### Exercise details
Exactly as written, quote every line that follows, skipping the images.

### Data for this exercise
+ + + + + + +

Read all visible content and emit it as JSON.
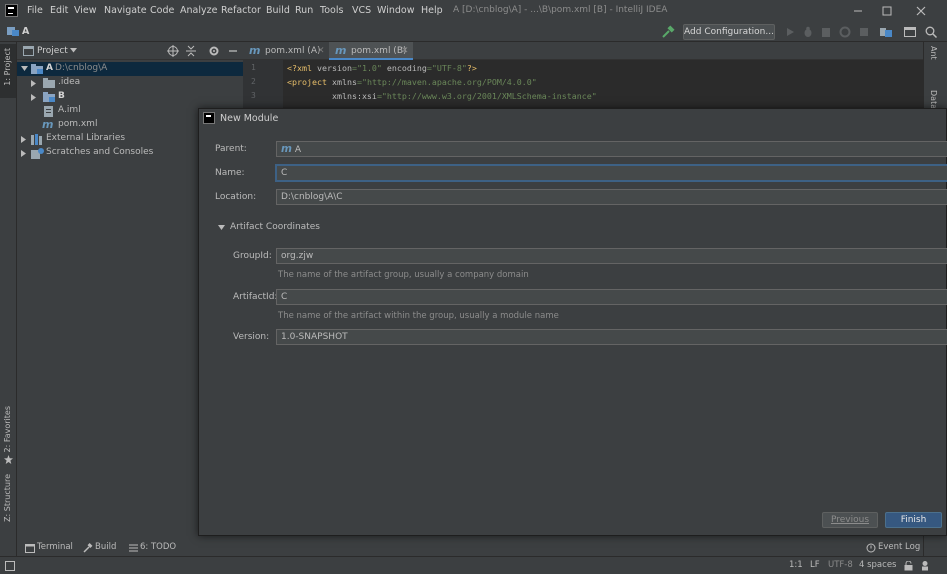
{
  "menu": [
    "File",
    "Edit",
    "View",
    "Navigate",
    "Code",
    "Analyze",
    "Refactor",
    "Build",
    "Run",
    "Tools",
    "VCS",
    "Window",
    "Help"
  ],
  "window_title": "A [D:\\cnblog\\A] - ...\\B\\pom.xml [B] - IntelliJ IDEA",
  "nav_crumb": "A",
  "toolbar": {
    "add_config": "Add Configuration..."
  },
  "left_strip": {
    "project": "1: Project",
    "favorites": "2: Favorites",
    "structure": "Z: Structure"
  },
  "right_strip": {
    "ant": "Ant",
    "database": "Database"
  },
  "project_panel": {
    "title": "Project",
    "tree": [
      {
        "label": "A",
        "extra": "D:\\cnblog\\A",
        "icon": "module-folder-icon"
      },
      {
        "label": ".idea",
        "icon": "folder-icon"
      },
      {
        "label": "B",
        "icon": "module-folder-icon"
      },
      {
        "label": "A.iml",
        "icon": "iml-file-icon"
      },
      {
        "label": "pom.xml",
        "icon": "maven-file-icon"
      },
      {
        "label": "External Libraries",
        "icon": "library-icon"
      },
      {
        "label": "Scratches and Consoles",
        "icon": "scratches-icon"
      }
    ]
  },
  "editor": {
    "tabs": [
      {
        "label": "pom.xml (A)",
        "active": false
      },
      {
        "label": "pom.xml (B)",
        "active": true
      }
    ],
    "lines": [
      {
        "num": "1",
        "tag": "<?xml ",
        "a1": "version",
        "v1": "=\"1.0\" ",
        "a2": "encoding",
        "v2": "=\"UTF-8\"",
        "end": "?>"
      },
      {
        "num": "2",
        "tag": "<project ",
        "a1": "xmlns",
        "v1": "=\"http://maven.apache.org/POM/4.0.0\"",
        "a2": "",
        "v2": "",
        "end": ""
      },
      {
        "num": "3",
        "tag": "         ",
        "a1": "xmlns:xsi",
        "v1": "=\"http://www.w3.org/2001/XMLSchema-instance\"",
        "a2": "",
        "v2": "",
        "end": ""
      }
    ]
  },
  "dialog": {
    "title": "New Module",
    "parent_label": "Parent:",
    "parent_value": "A",
    "name_label": "Name:",
    "name_value": "C",
    "location_label": "Location:",
    "location_value": "D:\\cnblog\\A\\C",
    "artifact_section": "Artifact Coordinates",
    "groupid_label": "GroupId:",
    "groupid_value": "org.zjw",
    "groupid_hint": "The name of the artifact group, usually a company domain",
    "artifactid_label": "ArtifactId:",
    "artifactid_value": "C",
    "artifactid_hint": "The name of the artifact within the group, usually a module name",
    "version_label": "Version:",
    "version_value": "1.0-SNAPSHOT",
    "previous": "Previous",
    "finish": "Finish"
  },
  "bottom_tools": {
    "terminal": "Terminal",
    "build": "Build",
    "todo": "6: TODO",
    "event_log": "Event Log"
  },
  "status": {
    "position": "1:1",
    "line_sep": "LF",
    "encoding": "UTF-8",
    "indent": "4 spaces"
  },
  "colors": {
    "bg": "#3c3f41",
    "editor_bg": "#2b2b2b",
    "accent": "#4a88c7",
    "finish_button": "#365880"
  }
}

+ + + + + + +

### Exercise result
Read all visible content and emit it as JSON.
{
  "menu": [
    "File",
    "Edit",
    "View",
    "Navigate",
    "Code",
    "Analyze",
    "Refactor",
    "Build",
    "Run",
    "Tools",
    "VCS",
    "Window",
    "Help"
  ],
  "window_title": "A [D:\\cnblog\\A] - ...\\B\\pom.xml [B] - IntelliJ IDEA",
  "nav_crumb": "A",
  "toolbar": {
    "add_config": "Add Configuration..."
  },
  "left_strip": {
    "project": "1: Project",
    "favorites": "2: Favorites",
    "structure": "Z: Structure"
  },
  "right_strip": {
    "ant": "Ant",
    "database": "Database"
  },
  "project_panel": {
    "title": "Project",
    "tree": [
      {
        "label": "A",
        "extra": "D:\\cnblog\\A",
        "icon": "module-folder-icon"
      },
      {
        "label": ".idea",
        "icon": "folder-icon"
      },
      {
        "label": "B",
        "icon": "module-folder-icon"
      },
      {
        "label": "A.iml",
        "icon": "iml-file-icon"
      },
      {
        "label": "pom.xml",
        "icon": "maven-file-icon"
      },
      {
        "label": "External Libraries",
        "icon": "library-icon"
      },
      {
        "label": "Scratches and Consoles",
        "icon": "scratches-icon"
      }
    ]
  },
  "editor": {
    "tabs": [
      {
        "label": "pom.xml (A)",
        "active": false
      },
      {
        "label": "pom.xml (B)",
        "active": true
      }
    ],
    "lines": [
      {
        "num": "1",
        "tag": "<?xml ",
        "a1": "version",
        "v1": "=\"1.0\" ",
        "a2": "encoding",
        "v2": "=\"UTF-8\"",
        "end": "?>"
      },
      {
        "num": "2",
        "tag": "<project ",
        "a1": "xmlns",
        "v1": "=\"http://maven.apache.org/POM/4.0.0\"",
        "a2": "",
        "v2": "",
        "end": ""
      },
      {
        "num": "3",
        "tag": "         ",
        "a1": "xmlns:xsi",
        "v1": "=\"http://www.w3.org/2001/XMLSchema-instance\"",
        "a2": "",
        "v2": "",
        "end": ""
      }
    ]
  },
  "dialog": {
    "title": "New Module",
    "parent_label": "Parent:",
    "parent_value": "A",
    "name_label": "Name:",
    "name_value": "C",
    "location_label": "Location:",
    "location_value": "D:\\cnblog\\A\\C",
    "artifact_section": "Artifact Coordinates",
    "groupid_label": "GroupId:",
    "groupid_value": "org.zjw",
    "groupid_hint": "The name of the artifact group, usually a company domain",
    "artifactid_label": "ArtifactId:",
    "artifactid_value": "C",
    "artifactid_hint": "The name of the artifact within the group, usually a module name",
    "version_label": "Version:",
    "version_value": "1.0-SNAPSHOT",
    "previous": "Previous",
    "finish": "Finish"
  },
  "bottom_tools": {
    "terminal": "Terminal",
    "build": "Build",
    "todo": "6: TODO",
    "event_log": "Event Log"
  },
  "status": {
    "position": "1:1",
    "line_sep": "LF",
    "encoding": "UTF-8",
    "indent": "4 spaces"
  },
  "colors": {
    "bg": "#3c3f41",
    "editor_bg": "#2b2b2b",
    "accent": "#4a88c7",
    "finish_button": "#365880"
  }
}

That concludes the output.